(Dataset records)
☆ ☆ ☆ ☆ ☆ ☆ ☆
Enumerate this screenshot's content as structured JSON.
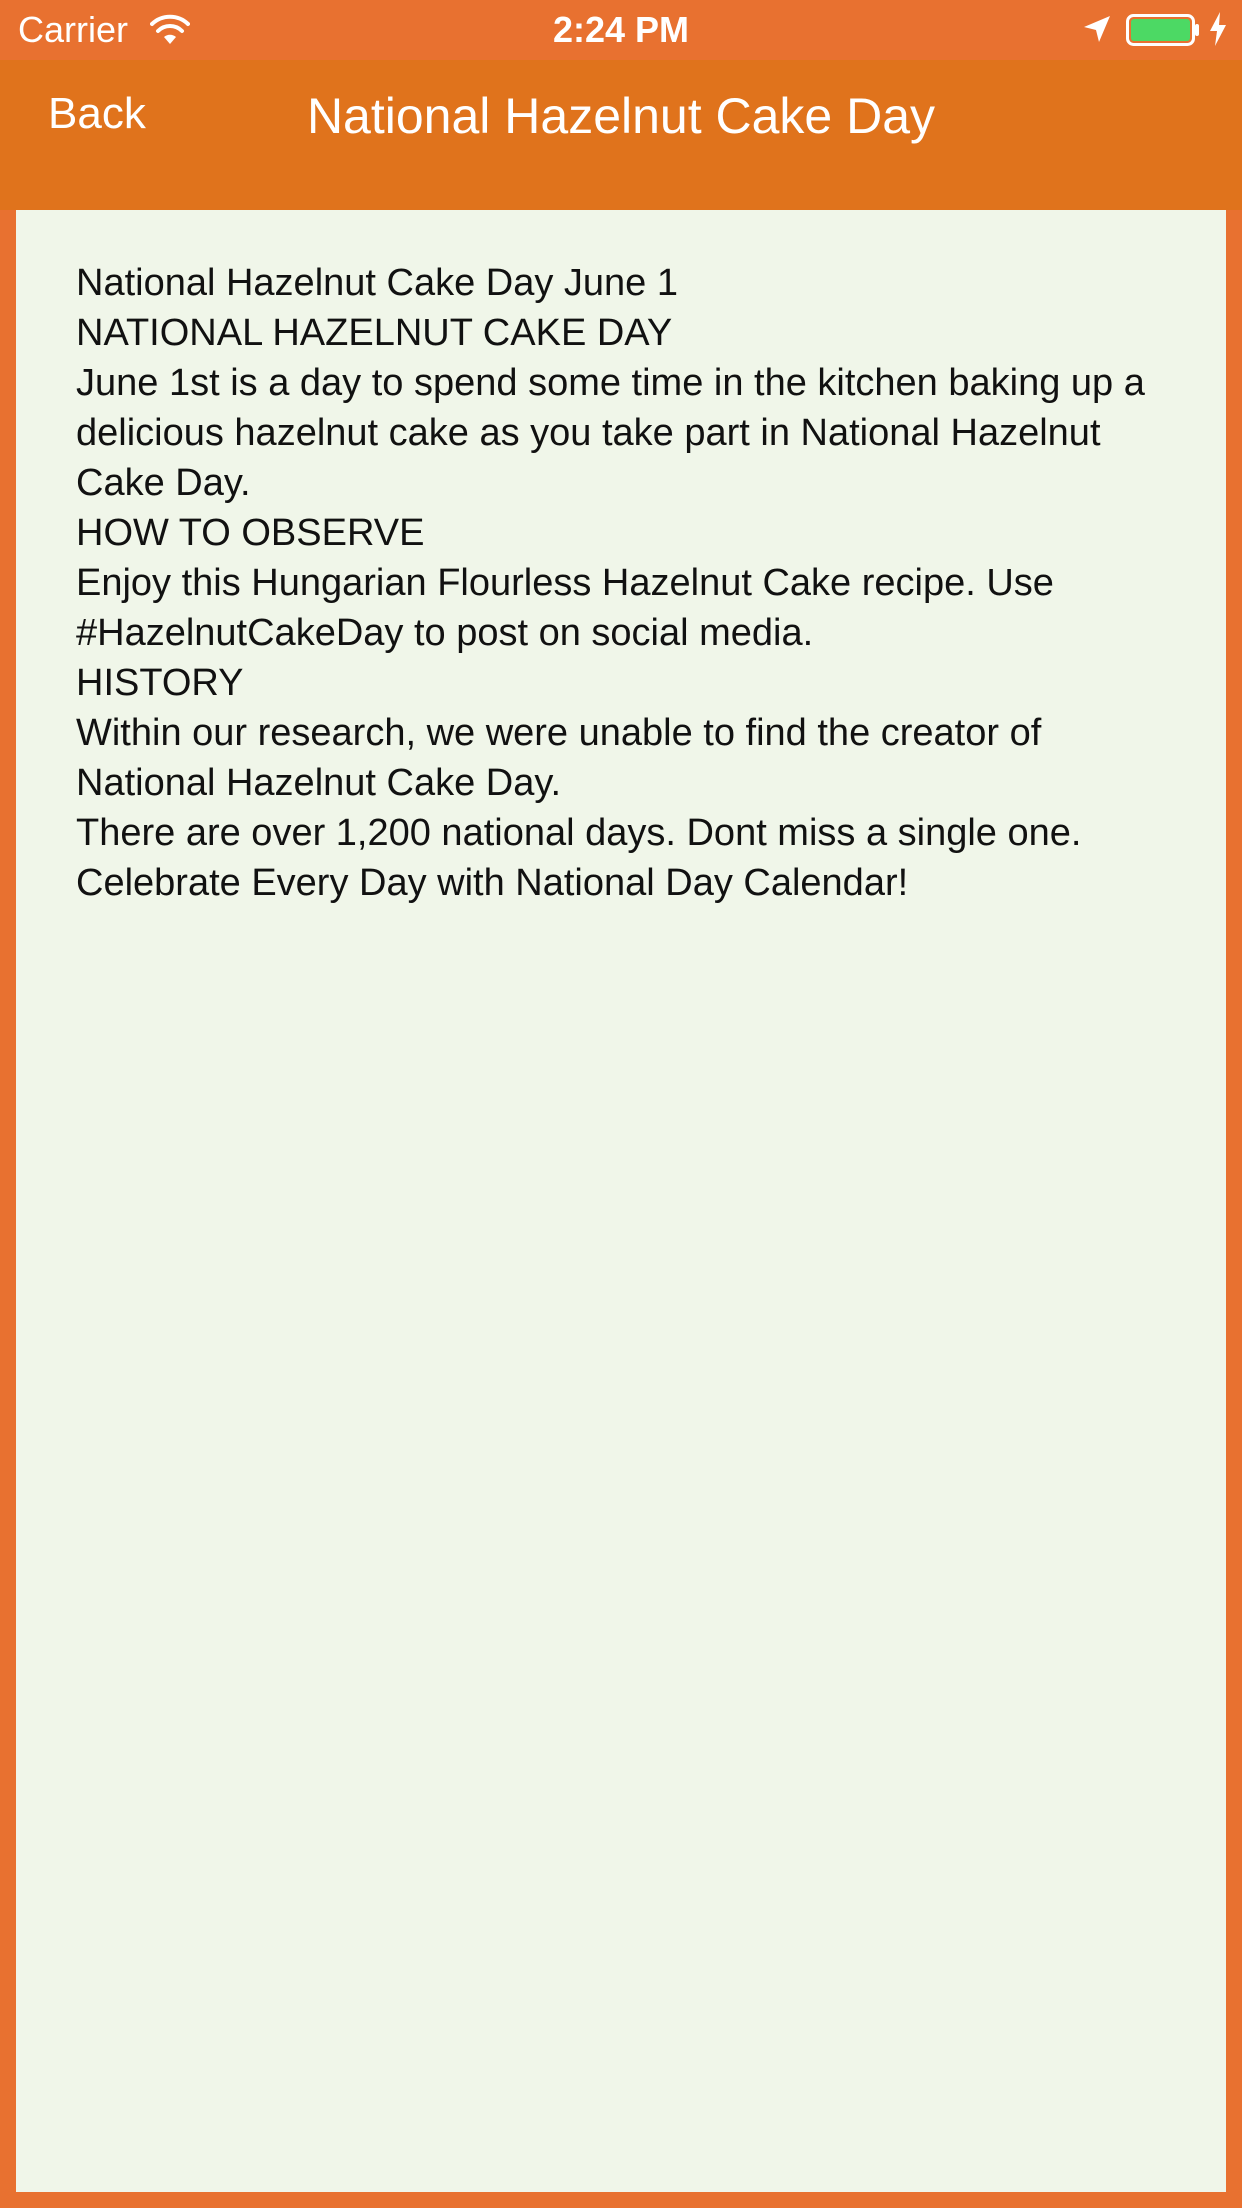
{
  "status_bar": {
    "carrier": "Carrier",
    "time": "2:24 PM",
    "icons": [
      "wifi-icon",
      "location-arrow-icon",
      "battery-icon",
      "charging-bolt-icon"
    ],
    "battery_color": "#4cd964"
  },
  "nav": {
    "back_label": "Back",
    "title": "National Hazelnut Cake Day",
    "background": "#e0731c"
  },
  "content": {
    "text": "National Hazelnut Cake Day June 1\nNATIONAL HAZELNUT CAKE DAY\nJune 1st is a day to spend some time in the kitchen baking up a delicious hazelnut cake as you take part in National Hazelnut Cake Day.\nHOW TO OBSERVE\nEnjoy this Hungarian Flourless Hazelnut Cake recipe. Use #HazelnutCakeDay to post on social media.\nHISTORY\nWithin our research, we were unable to find the creator of National Hazelnut Cake Day.\nThere are over 1,200 national days. Dont miss a single one. Celebrate Every Day with National Day Calendar!",
    "background": "#f0f6e9"
  },
  "colors": {
    "frame": "#e87130",
    "accent": "#e0731c"
  }
}
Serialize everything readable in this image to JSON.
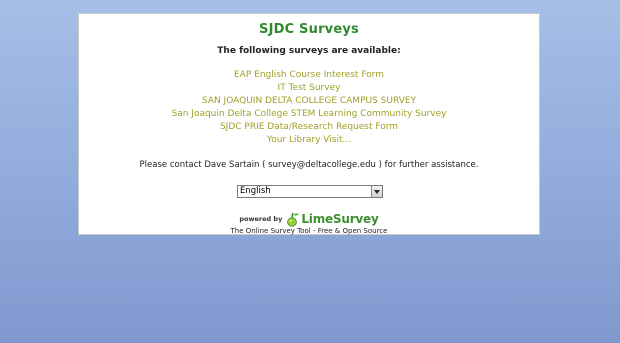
{
  "header": {
    "title": "SJDC Surveys"
  },
  "intro_text": "The following surveys are available:",
  "surveys": [
    "EAP English Course Interest Form",
    "IT Test Survey",
    "SAN JOAQUIN DELTA COLLEGE CAMPUS SURVEY",
    "San Joaquin Delta College STEM Learning Community Survey",
    "SJDC PRIE Data/Research Request Form",
    "Your Library Visit..."
  ],
  "contact_text": "Please contact Dave Sartain ( survey@deltacollege.edu ) for further assistance.",
  "language_select": {
    "selected": "English"
  },
  "footer": {
    "powered_by": "powered by",
    "logo_text": "LimeSurvey",
    "tagline": "The Online Survey Tool - Free & Open Source"
  },
  "colors": {
    "title": "#2f8a2f",
    "link": "#a0a028",
    "background_top": "#a6bfe6",
    "background_bottom": "#7f99cf"
  }
}
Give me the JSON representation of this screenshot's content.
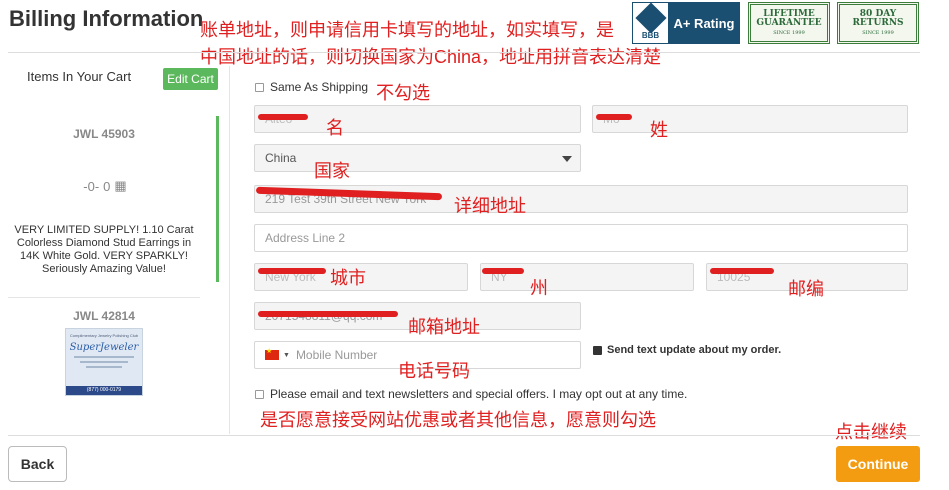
{
  "header": {
    "title": "Billing Information",
    "bbb_label": "BBB",
    "rating": "A+ Rating",
    "badge_lifetime": "LIFETIME GUARANTEE",
    "badge_lifetime_sub": "SINCE 1999",
    "badge_returns": "80 DAY RETURNS",
    "badge_returns_sub": "SINCE 1999"
  },
  "sidebar": {
    "title": "Items In Your Cart",
    "edit_cart": "Edit Cart",
    "items": [
      {
        "sku": "JWL 45903",
        "description": "VERY LIMITED SUPPLY! 1.10 Carat Colorless Diamond Stud Earrings in 14K White Gold. VERY SPARKLY! Seriously Amazing Value!"
      },
      {
        "sku": "JWL 42814",
        "image_brand": "SuperJeweler",
        "image_top_text": "Complimentary Jewelry Polishing Club",
        "image_footer": "(877) 000-0179"
      }
    ]
  },
  "form": {
    "same_as_shipping": {
      "label": "Same As Shipping",
      "checked": false
    },
    "first_name": "Aiteo",
    "last_name": "Mo",
    "country": "China",
    "address_line1": "219 Test 39th Street New York",
    "address_line2_placeholder": "Address Line 2",
    "city": "New York",
    "state": "NY",
    "zip": "10025",
    "email": "2071548811@qq.com",
    "phone_placeholder": "Mobile Number",
    "send_text": {
      "label": "Send text update about my order.",
      "checked": true
    },
    "newsletter": {
      "label": "Please email and text newsletters and special offers. I may opt out at any time.",
      "checked": false
    }
  },
  "annotations": {
    "billing_note_line1": "账单地址，则申请信用卡填写的地址，如实填写，是",
    "billing_note_line2": "中国地址的话，则切换国家为China，地址用拼音表达清楚",
    "not_checked": "不勾选",
    "first_name": "名",
    "last_name": "姓",
    "country": "国家",
    "address": "详细地址",
    "city": "城市",
    "state": "州",
    "zip": "邮编",
    "email": "邮箱地址",
    "phone": "电话号码",
    "newsletter": "是否愿意接受网站优惠或者其他信息，愿意则勾选",
    "continue": "点击继续"
  },
  "footer": {
    "back": "Back",
    "continue": "Continue"
  },
  "colors": {
    "accent_green": "#5cb85c",
    "continue_orange": "#f39c12",
    "annotation_red": "#e02020",
    "bbb_navy": "#1b4f72"
  },
  "icons": {
    "flag": "china-flag-icon",
    "dropdown": "caret-down-icon"
  }
}
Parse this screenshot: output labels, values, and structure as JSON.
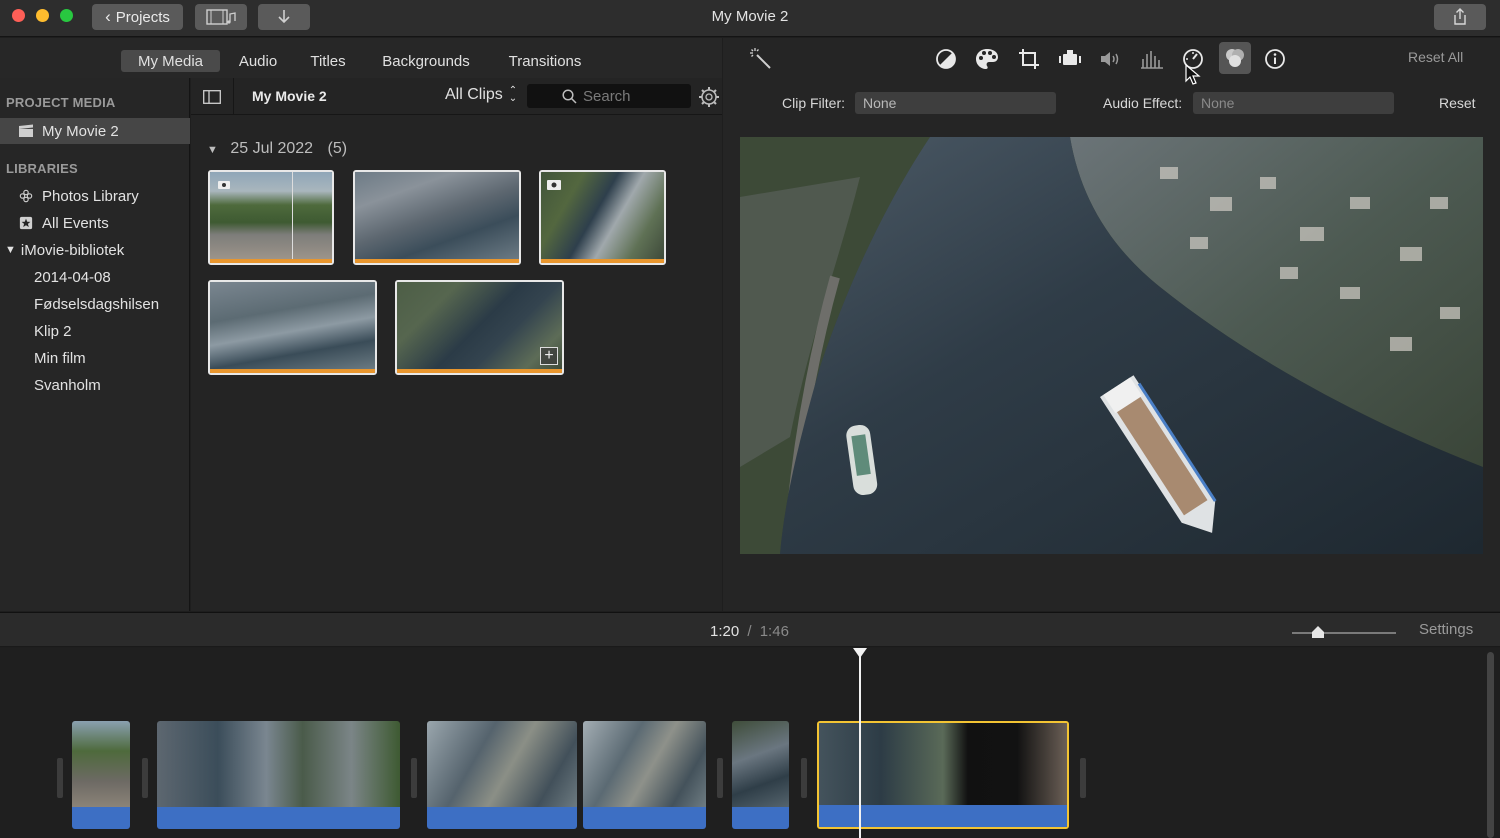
☆ ☆ ☆ ☆ ☆ ☆ ☆
The listing above needs to be output again exactly. Don't include the pictures.

_Result below_
Enumerate this screenshot's content as structured JSON.
{
  "status_bar": {
    "carrier": "Carrier",
    "time": "2:24 PM",
    "icons": [
      "wifi-icon",
      "location-arrow-icon",
      "battery-icon",
      "charging-bolt-icon"
    ],
    "battery_color": "#4cd964"
  },
  "nav": {
    "back_label": "Back",
    "title": "National Hazelnut Cake Day",
    "background": "#e0731c"
  },
  "content": {
    "text": "National Hazelnut Cake Day June 1\nNATIONAL HAZELNUT CAKE DAY\nJune 1st is a day to spend some time in the kitchen baking up a delicious hazelnut cake as you take part in National Hazelnut Cake Day.\nHOW TO OBSERVE\nEnjoy this Hungarian Flourless Hazelnut Cake recipe. Use #HazelnutCakeDay to post on social media.\nHISTORY\nWithin our research, we were unable to find the creator of National Hazelnut Cake Day.\nThere are over 1,200 national days. Dont miss a single one. Celebrate Every Day with National Day Calendar!",
    "background": "#f0f6e9"
  },
  "colors": {
    "frame": "#e87130",
    "accent": "#e0731c"
  }
}
Serialize everything readable in this image to JSON.
{
  "header": {
    "title": "SJDC Surveys"
  },
  "intro_text": "The following surveys are available:",
  "surveys": [
    "EAP English Course Interest Form",
    "IT Test Survey",
    "SAN JOAQUIN DELTA COLLEGE CAMPUS SURVEY",
    "San Joaquin Delta College STEM Learning Community Survey",
    "SJDC PRIE Data/Research Request Form",
    "Your Library Visit..."
  ],
  "contact_text": "Please contact Dave Sartain ( survey@deltacollege.edu ) for further assistance.",
  "language_select": {
    "selected": "English"
  },
  "footer": {
    "powered_by": "powered by",
    "logo_text": "LimeSurvey",
    "tagline": "The Online Survey Tool - Free & Open Source"
  },
  "colors": {
    "title": "#2f8a2f",
    "link": "#a0a028",
    "background_top": "#a6bfe6",
    "background_bottom": "#7f99cf"
  }
}
Give me the JSON representation of this screenshot's content.
{
  "header": {
    "title": "Billing Information",
    "bbb_label": "BBB",
    "rating": "A+ Rating",
    "badge_lifetime": "LIFETIME GUARANTEE",
    "badge_lifetime_sub": "SINCE 1999",
    "badge_returns": "80 DAY RETURNS",
    "badge_returns_sub": "SINCE 1999"
  },
  "sidebar": {
    "title": "Items In Your Cart",
    "edit_cart": "Edit Cart",
    "items": [
      {
        "sku": "JWL 45903",
        "description": "VERY LIMITED SUPPLY! 1.10 Carat Colorless Diamond Stud Earrings in 14K White Gold. VERY SPARKLY! Seriously Amazing Value!"
      },
      {
        "sku": "JWL 42814",
        "image_brand": "SuperJeweler",
        "image_top_text": "Complimentary Jewelry Polishing Club",
        "image_footer": "(877) 000-0179"
      }
    ]
  },
  "form": {
    "same_as_shipping": {
      "label": "Same As Shipping",
      "checked": false
    },
    "first_name": "Aiteo",
    "last_name": "Mo",
    "country": "China",
    "address_line1": "219 Test 39th Street New York",
    "address_line2_placeholder": "Address Line 2",
    "city": "New York",
    "state": "NY",
    "zip": "10025",
    "email": "2071548811@qq.com",
    "phone_placeholder": "Mobile Number",
    "send_text": {
      "label": "Send text update about my order.",
      "checked": true
    },
    "newsletter": {
      "label": "Please email and text newsletters and special offers. I may opt out at any time.",
      "checked": false
    }
  },
  "annotations": {
    "billing_note_line1": "账单地址，则申请信用卡填写的地址，如实填写，是",
    "billing_note_line2": "中国地址的话，则切换国家为China，地址用拼音表达清楚",
    "not_checked": "不勾选",
    "first_name": "名",
    "last_name": "姓",
    "country": "国家",
    "address": "详细地址",
    "city": "城市",
    "state": "州",
    "zip": "邮编",
    "email": "邮箱地址",
    "phone": "电话号码",
    "newsletter": "是否愿意接受网站优惠或者其他信息，愿意则勾选",
    "continue": "点击继续"
  },
  "footer": {
    "back": "Back",
    "continue": "Continue"
  },
  "colors": {
    "accent_green": "#5cb85c",
    "continue_orange": "#f39c12",
    "annotation_red": "#e02020",
    "bbb_navy": "#1b4f72"
  },
  "icons": {
    "flag": "china-flag-icon",
    "dropdown": "caret-down-icon"
  }
}
Parse this screenshot: output labels, values, and structure as JSON.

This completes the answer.